_PROBLEM TO SOLVE:_ Scan the material below for the string "расчётный", and copy every line where it shows up.

[start of INPUT ROWS]

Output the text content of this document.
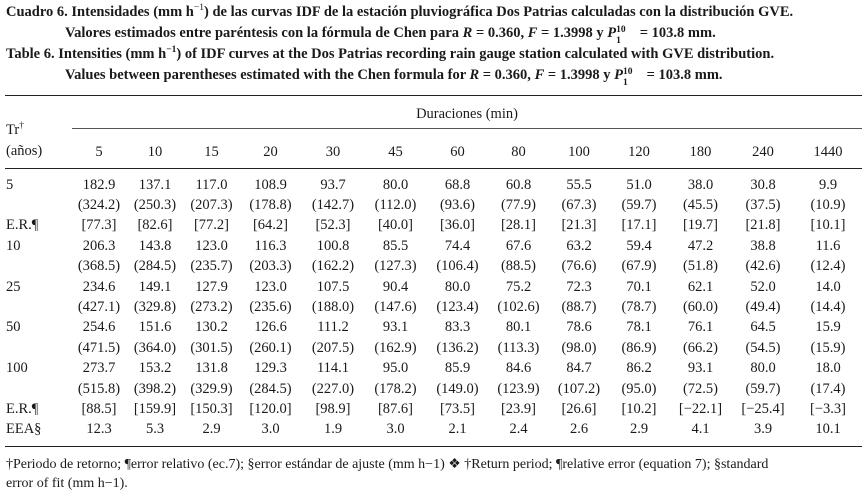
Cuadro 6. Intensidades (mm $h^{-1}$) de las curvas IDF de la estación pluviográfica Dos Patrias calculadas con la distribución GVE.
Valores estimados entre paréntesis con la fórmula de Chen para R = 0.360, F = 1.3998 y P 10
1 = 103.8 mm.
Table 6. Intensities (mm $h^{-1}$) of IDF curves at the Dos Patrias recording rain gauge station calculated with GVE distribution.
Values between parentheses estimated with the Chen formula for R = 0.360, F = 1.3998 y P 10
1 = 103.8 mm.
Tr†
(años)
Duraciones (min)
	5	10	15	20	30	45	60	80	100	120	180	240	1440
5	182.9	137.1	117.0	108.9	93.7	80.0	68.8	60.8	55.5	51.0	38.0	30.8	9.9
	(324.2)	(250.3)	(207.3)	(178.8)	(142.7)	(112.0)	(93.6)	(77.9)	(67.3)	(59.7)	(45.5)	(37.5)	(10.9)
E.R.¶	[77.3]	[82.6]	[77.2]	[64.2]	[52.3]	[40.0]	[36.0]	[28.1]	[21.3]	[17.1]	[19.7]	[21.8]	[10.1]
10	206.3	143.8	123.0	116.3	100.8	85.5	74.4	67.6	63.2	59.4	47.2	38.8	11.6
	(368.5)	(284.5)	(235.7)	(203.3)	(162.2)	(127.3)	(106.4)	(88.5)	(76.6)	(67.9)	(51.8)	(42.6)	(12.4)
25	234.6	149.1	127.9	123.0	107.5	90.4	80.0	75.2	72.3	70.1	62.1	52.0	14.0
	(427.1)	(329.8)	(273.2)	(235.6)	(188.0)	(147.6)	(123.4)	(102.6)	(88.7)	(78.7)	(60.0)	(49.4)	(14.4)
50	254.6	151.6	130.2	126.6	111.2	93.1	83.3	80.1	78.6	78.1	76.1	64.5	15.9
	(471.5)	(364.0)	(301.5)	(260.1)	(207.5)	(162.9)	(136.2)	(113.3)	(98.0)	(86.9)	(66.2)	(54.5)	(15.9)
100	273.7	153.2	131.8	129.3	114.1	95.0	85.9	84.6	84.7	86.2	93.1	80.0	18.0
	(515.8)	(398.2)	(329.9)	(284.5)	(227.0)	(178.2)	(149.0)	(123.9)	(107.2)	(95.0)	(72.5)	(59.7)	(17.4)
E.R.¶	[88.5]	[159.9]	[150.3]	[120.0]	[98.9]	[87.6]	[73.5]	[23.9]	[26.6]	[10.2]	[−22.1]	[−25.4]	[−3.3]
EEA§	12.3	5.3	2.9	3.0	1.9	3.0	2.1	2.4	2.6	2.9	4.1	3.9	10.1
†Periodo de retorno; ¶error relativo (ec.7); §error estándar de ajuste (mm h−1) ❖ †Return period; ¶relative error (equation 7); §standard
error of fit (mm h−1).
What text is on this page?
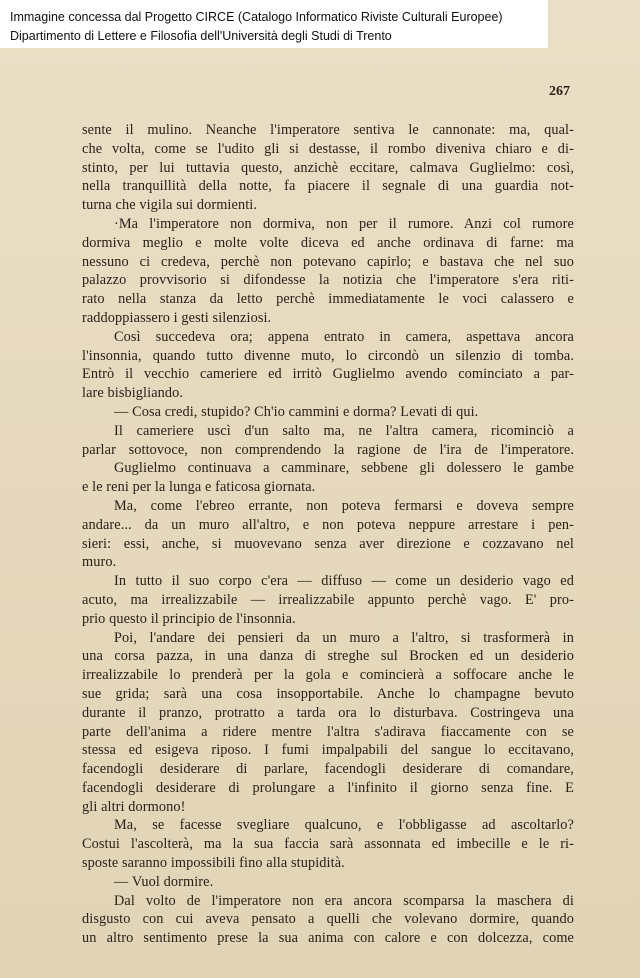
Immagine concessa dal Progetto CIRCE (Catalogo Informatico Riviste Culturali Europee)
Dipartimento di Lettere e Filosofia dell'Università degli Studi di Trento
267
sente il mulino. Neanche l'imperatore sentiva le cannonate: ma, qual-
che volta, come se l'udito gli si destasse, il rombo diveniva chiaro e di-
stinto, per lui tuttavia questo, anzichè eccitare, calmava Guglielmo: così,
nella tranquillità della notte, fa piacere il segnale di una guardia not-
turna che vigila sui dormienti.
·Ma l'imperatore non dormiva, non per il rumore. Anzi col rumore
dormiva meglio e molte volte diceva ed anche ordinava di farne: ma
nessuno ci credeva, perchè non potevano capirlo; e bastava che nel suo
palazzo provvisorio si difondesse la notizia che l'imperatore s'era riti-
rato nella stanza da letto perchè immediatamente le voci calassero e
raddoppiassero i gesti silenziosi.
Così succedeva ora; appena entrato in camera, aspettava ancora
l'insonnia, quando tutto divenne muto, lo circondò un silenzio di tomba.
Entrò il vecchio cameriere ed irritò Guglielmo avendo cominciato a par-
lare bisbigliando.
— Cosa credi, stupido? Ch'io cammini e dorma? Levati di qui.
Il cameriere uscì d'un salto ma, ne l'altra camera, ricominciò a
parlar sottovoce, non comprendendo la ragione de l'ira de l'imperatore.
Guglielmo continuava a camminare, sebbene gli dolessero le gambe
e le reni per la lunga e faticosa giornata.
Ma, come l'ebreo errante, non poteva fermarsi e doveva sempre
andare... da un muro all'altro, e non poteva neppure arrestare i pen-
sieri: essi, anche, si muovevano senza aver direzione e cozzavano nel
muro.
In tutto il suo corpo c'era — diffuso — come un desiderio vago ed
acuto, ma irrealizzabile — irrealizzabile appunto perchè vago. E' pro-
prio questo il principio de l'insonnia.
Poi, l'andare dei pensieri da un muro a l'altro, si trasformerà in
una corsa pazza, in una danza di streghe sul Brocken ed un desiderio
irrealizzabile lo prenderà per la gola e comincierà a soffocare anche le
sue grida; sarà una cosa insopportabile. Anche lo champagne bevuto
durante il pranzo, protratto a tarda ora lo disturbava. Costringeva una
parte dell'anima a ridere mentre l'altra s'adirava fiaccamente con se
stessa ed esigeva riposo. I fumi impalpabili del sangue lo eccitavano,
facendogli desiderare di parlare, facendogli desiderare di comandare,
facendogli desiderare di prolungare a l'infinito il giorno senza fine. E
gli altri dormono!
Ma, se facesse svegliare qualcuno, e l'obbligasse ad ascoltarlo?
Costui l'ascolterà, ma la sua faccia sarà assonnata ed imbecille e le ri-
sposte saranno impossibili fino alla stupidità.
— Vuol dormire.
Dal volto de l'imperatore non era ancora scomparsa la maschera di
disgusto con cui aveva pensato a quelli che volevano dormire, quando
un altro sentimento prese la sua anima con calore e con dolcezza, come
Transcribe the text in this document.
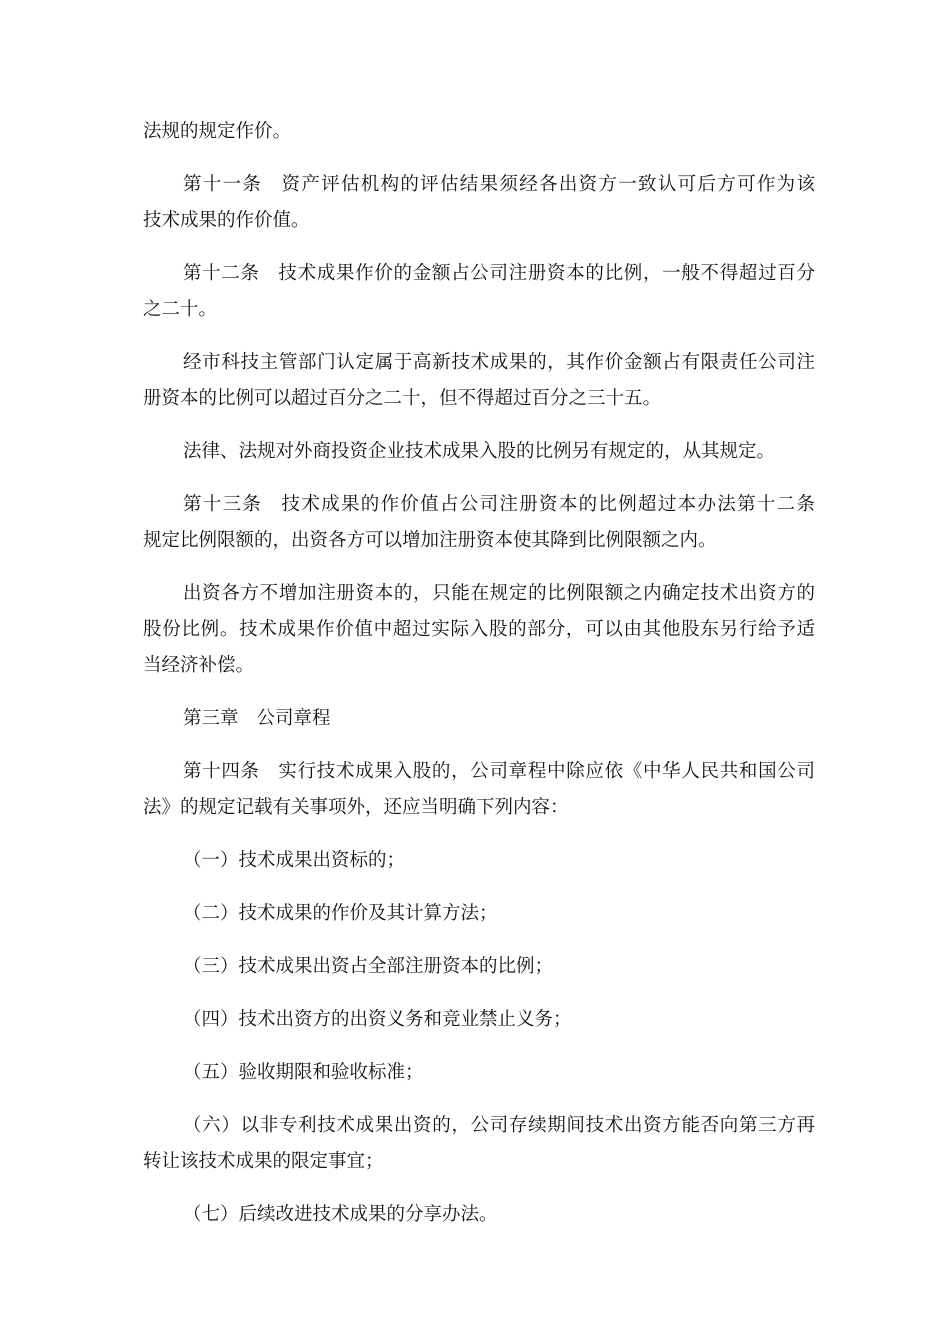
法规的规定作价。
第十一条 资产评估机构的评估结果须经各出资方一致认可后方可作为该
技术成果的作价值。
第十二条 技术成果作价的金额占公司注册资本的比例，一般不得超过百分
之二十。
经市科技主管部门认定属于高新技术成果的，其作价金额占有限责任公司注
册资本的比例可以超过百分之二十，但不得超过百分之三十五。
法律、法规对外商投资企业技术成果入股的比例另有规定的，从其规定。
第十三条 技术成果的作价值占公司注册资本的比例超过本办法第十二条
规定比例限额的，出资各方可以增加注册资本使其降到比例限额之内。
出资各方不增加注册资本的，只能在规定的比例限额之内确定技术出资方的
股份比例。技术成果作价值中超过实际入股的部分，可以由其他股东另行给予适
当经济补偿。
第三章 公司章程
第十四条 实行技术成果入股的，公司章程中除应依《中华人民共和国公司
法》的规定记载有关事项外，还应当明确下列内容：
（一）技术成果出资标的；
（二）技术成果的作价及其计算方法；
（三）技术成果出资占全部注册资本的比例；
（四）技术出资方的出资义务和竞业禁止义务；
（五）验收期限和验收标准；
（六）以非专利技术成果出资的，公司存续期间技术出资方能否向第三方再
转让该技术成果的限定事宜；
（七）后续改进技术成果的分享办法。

[end of INPUT ROWS]
[start of INPUT ROWS]

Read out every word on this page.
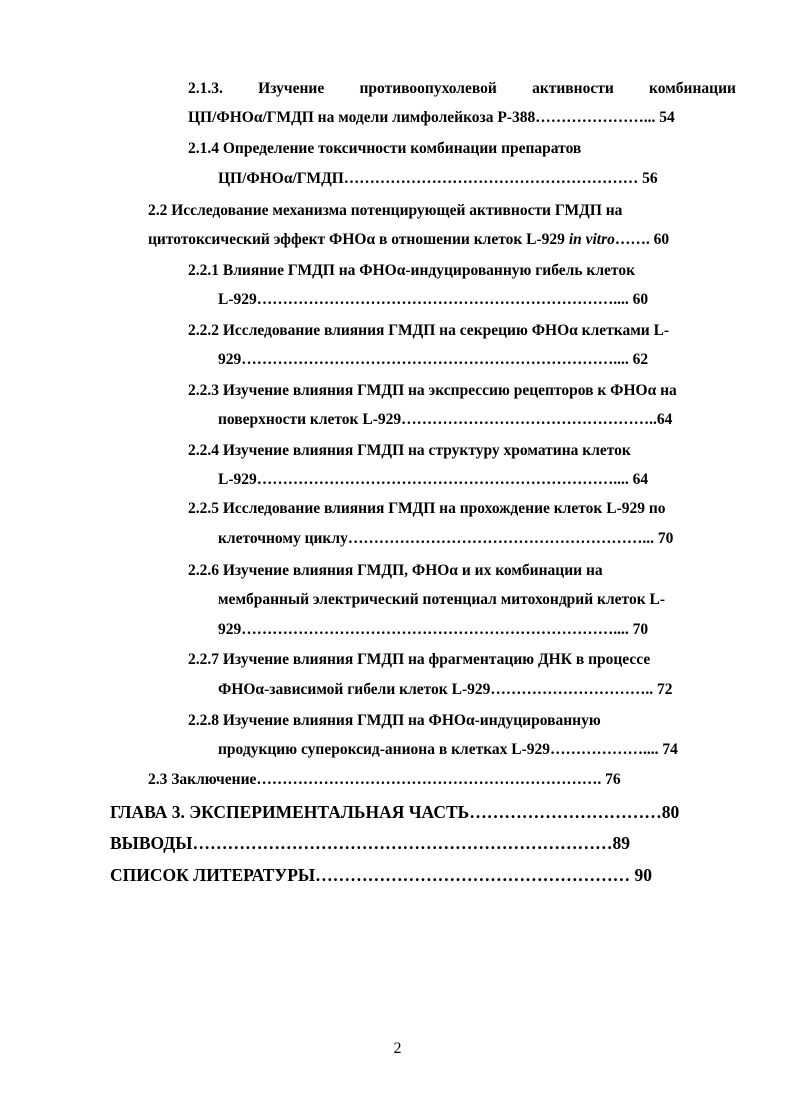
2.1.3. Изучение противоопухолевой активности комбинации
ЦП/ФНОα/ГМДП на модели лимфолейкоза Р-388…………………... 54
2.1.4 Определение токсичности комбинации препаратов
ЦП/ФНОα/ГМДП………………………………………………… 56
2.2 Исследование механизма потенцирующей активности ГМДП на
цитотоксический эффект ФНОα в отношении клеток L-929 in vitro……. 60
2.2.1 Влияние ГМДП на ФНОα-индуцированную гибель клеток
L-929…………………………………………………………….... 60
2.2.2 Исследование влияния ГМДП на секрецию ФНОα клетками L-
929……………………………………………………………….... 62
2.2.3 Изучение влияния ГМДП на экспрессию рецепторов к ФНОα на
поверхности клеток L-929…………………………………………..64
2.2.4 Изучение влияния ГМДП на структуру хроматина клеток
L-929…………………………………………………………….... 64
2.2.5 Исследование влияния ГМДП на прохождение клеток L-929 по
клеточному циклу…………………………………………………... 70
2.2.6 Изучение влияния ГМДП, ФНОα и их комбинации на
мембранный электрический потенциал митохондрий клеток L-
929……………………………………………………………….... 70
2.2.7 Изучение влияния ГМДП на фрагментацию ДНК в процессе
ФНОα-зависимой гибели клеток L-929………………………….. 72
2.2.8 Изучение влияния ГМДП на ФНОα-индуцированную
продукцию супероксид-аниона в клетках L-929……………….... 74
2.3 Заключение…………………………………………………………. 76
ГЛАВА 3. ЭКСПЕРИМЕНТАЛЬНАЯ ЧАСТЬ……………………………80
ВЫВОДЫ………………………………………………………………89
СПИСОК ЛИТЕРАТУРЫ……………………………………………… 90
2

[end of INPUT ROWS]
[start of INPUT ROWS]

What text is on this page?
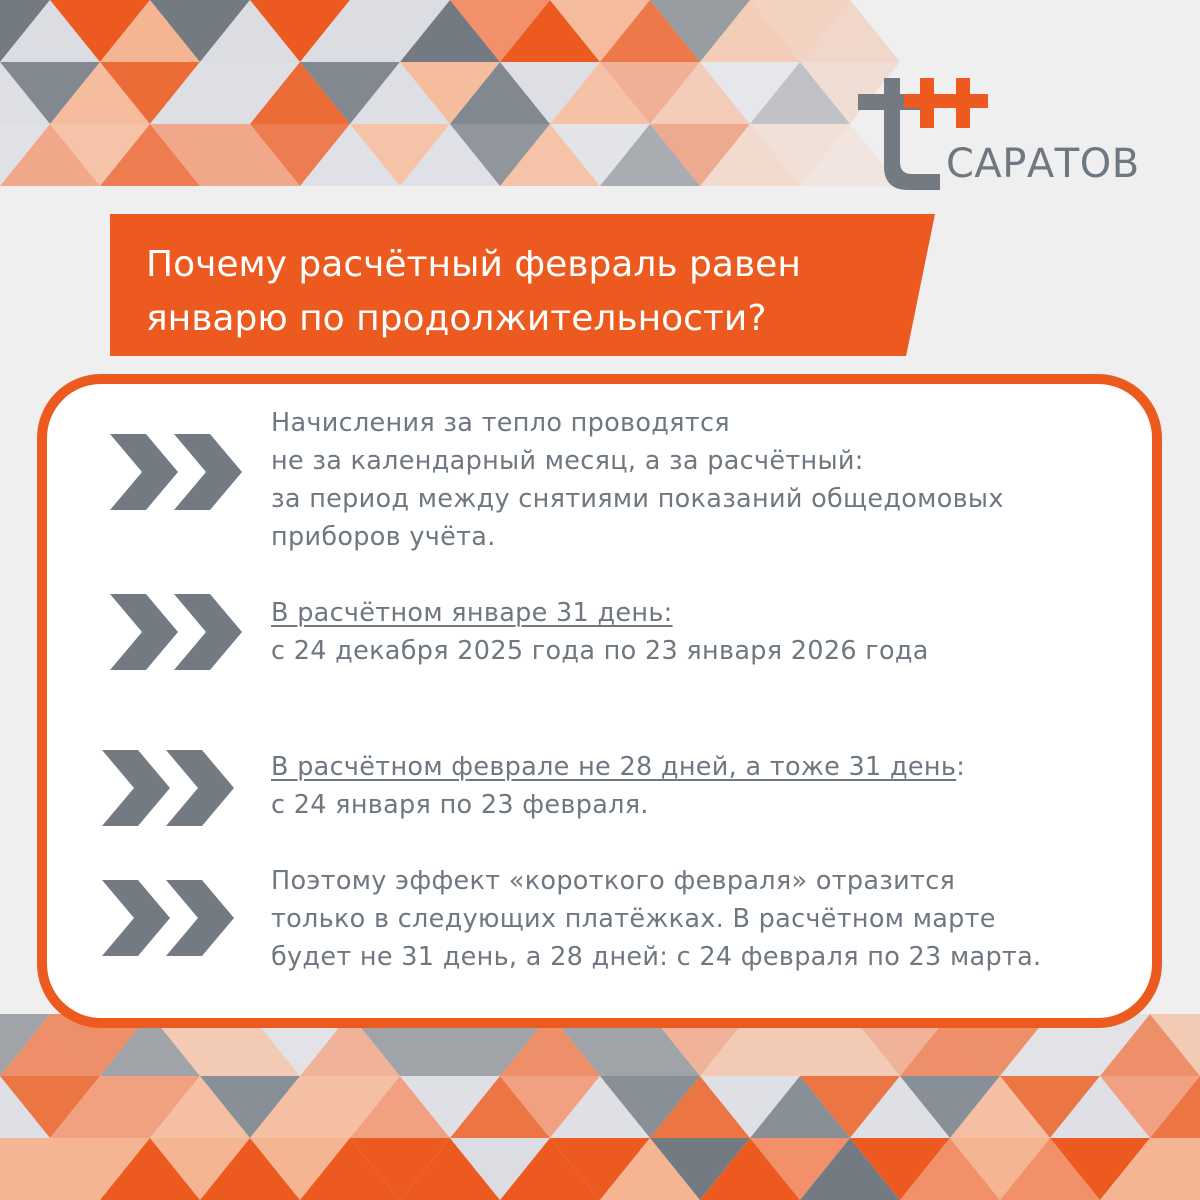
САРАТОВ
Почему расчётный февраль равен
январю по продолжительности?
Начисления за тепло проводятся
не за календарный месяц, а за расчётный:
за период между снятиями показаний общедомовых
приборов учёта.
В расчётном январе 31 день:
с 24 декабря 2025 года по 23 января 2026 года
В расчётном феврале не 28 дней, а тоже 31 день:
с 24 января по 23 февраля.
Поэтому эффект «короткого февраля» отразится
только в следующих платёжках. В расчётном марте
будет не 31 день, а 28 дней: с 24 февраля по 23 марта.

[end of INPUT ROWS]

_OUTPUT FOR THIS TASK:_
Почему расчётный февраль равен
не за календарный месяц, а за расчётный:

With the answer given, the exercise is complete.